═══ The records ═══

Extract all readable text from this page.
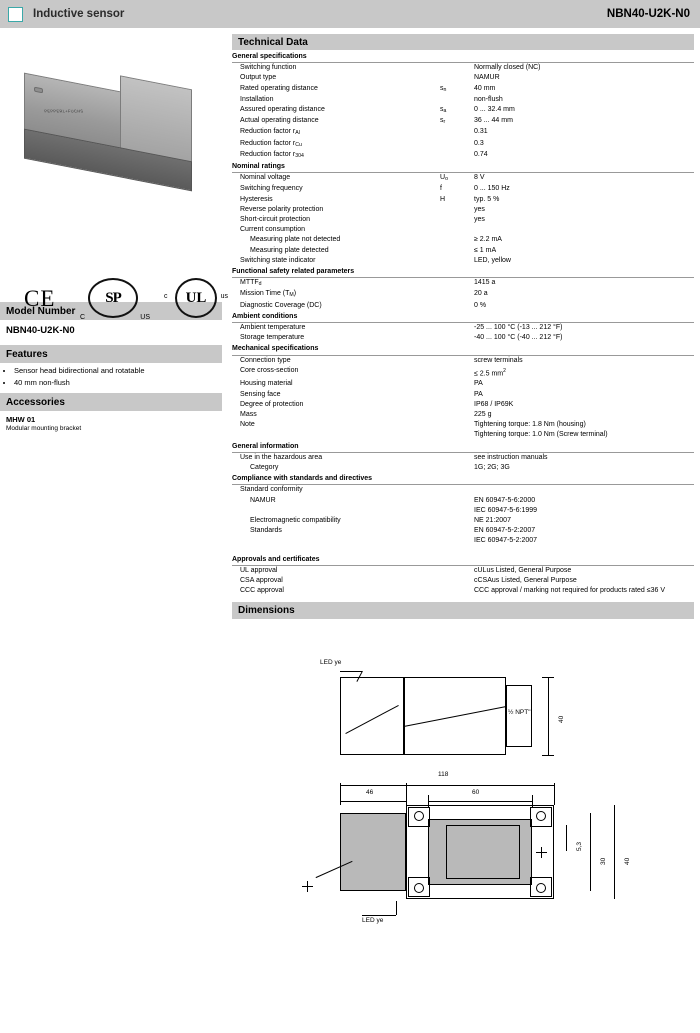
Inductive sensor	NBN40-U2K-N0
PEPPERL+FUCHS
CE	SP
C	US
UL
c	us
Model Number
NBN40-U2K-N0
Features
• Sensor head bidirectional and rotatable
• 40 mm non-flush
Accessories
MHW 01
Modular mounting bracket
Technical Data
General specifications		
Switching function		Normally closed (NC)
Output type		NAMUR
Rated operating distance	sn	40 mm
Installation		non-flush
Assured operating distance	sa	0 ... 32.4 mm
Actual operating distance	sr	36 ... 44 mm
Reduction factor rAl		0.31
Reduction factor rCu		0.3
Reduction factor r304		0.74
Nominal ratings		
Nominal voltage	Uo	8 V
Switching frequency	f	0 ... 150 Hz
Hysteresis	H	typ. 5 %
Reverse polarity protection		yes
Short-circuit protection		yes
Current consumption		
Measuring plate not detected		≥ 2.2 mA
Measuring plate detected		≤ 1 mA
Switching state indicator		LED, yellow
Functional safety related parameters		
MTTFd		1415 a
Mission Time (TM)		20 a
Diagnostic Coverage (DC)		0 %
Ambient conditions		
Ambient temperature		-25 ... 100 °C (-13 ... 212 °F)
Storage temperature		-40 ... 100 °C (-40 ... 212 °F)
Mechanical specifications		
Connection type		screw terminals
Core cross-section		≤ 2.5 $mm^2$
Housing material		PA
Sensing face		PA
Degree of protection		IP68 / IP69K
Mass		225 g
Note		Tightening torque: 1.8 Nm (housing)
		Tightening torque: 1.0 Nm (Screw terminal)
General information		
Use in the hazardous area		see instruction manuals
Category		1G; 2G; 3G
Compliance with standards and directives		
Standard conformity		
NAMUR		EN 60947-5-6:2000
		IEC 60947-5-6:1999
Electromagnetic compatibility		NE 21:2007
Standards		EN 60947-5-2:2007
		IEC 60947-5-2:2007

Approvals and certificates		
UL approval		cULus Listed, General Purpose
CSA approval		cCSAus Listed, General Purpose
CCC approval		CCC approval / marking not required for products rated ≤36 V
Dimensions
LED ye
½ NPT"
40
118
46	60
5,3
30	40
LED ye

═══

*Objective*
Repeat each entry exactly. Pictures do not belong in the copy.

*Correct response*
Extract all readable text from this page.
Inductive sensor	NBN40-U2K-N0
PEPPERL+FUCHS
CE	SP
C	US
UL
c	us
Model Number
NBN40-U2K-N0
Features
• Sensor head bidirectional and rotatable
• 40 mm non-flush
Accessories
MHW 01
Modular mounting bracket
Technical Data
General specifications		
Switching function		Normally closed (NC)
Output type		NAMUR
Rated operating distance	sn	40 mm
Installation		non-flush
Assured operating distance	sa	0 ... 32.4 mm
Actual operating distance	sr	36 ... 44 mm
Reduction factor rAl		0.31
Reduction factor rCu		0.3
Reduction factor r304		0.74
Nominal ratings		
Nominal voltage	Uo	8 V
Switching frequency	f	0 ... 150 Hz
Hysteresis	H	typ. 5 %
Reverse polarity protection		yes
Short-circuit protection		yes
Current consumption		
Measuring plate not detected		≥ 2.2 mA
Measuring plate detected		≤ 1 mA
Switching state indicator		LED, yellow
Functional safety related parameters		
MTTFd		1415 a
Mission Time (TM)		20 a
Diagnostic Coverage (DC)		0 %
Ambient conditions		
Ambient temperature		-25 ... 100 °C (-13 ... 212 °F)
Storage temperature		-40 ... 100 °C (-40 ... 212 °F)
Mechanical specifications		
Connection type		screw terminals
Core cross-section		≤ 2.5 $mm^2$
Housing material		PA
Sensing face		PA
Degree of protection		IP68 / IP69K
Mass		225 g
Note		Tightening torque: 1.8 Nm (housing)
		Tightening torque: 1.0 Nm (Screw terminal)
General information		
Use in the hazardous area		see instruction manuals
Category		1G; 2G; 3G
Compliance with standards and directives		
Standard conformity		
NAMUR		EN 60947-5-6:2000
		IEC 60947-5-6:1999
Electromagnetic compatibility		NE 21:2007
Standards		EN 60947-5-2:2007
		IEC 60947-5-2:2007

Approvals and certificates		
UL approval		cULus Listed, General Purpose
CSA approval		cCSAus Listed, General Purpose
CCC approval		CCC approval / marking not required for products rated ≤36 V
Dimensions
LED ye
½ NPT"
40
118
46	60
5,3
30	40
LED ye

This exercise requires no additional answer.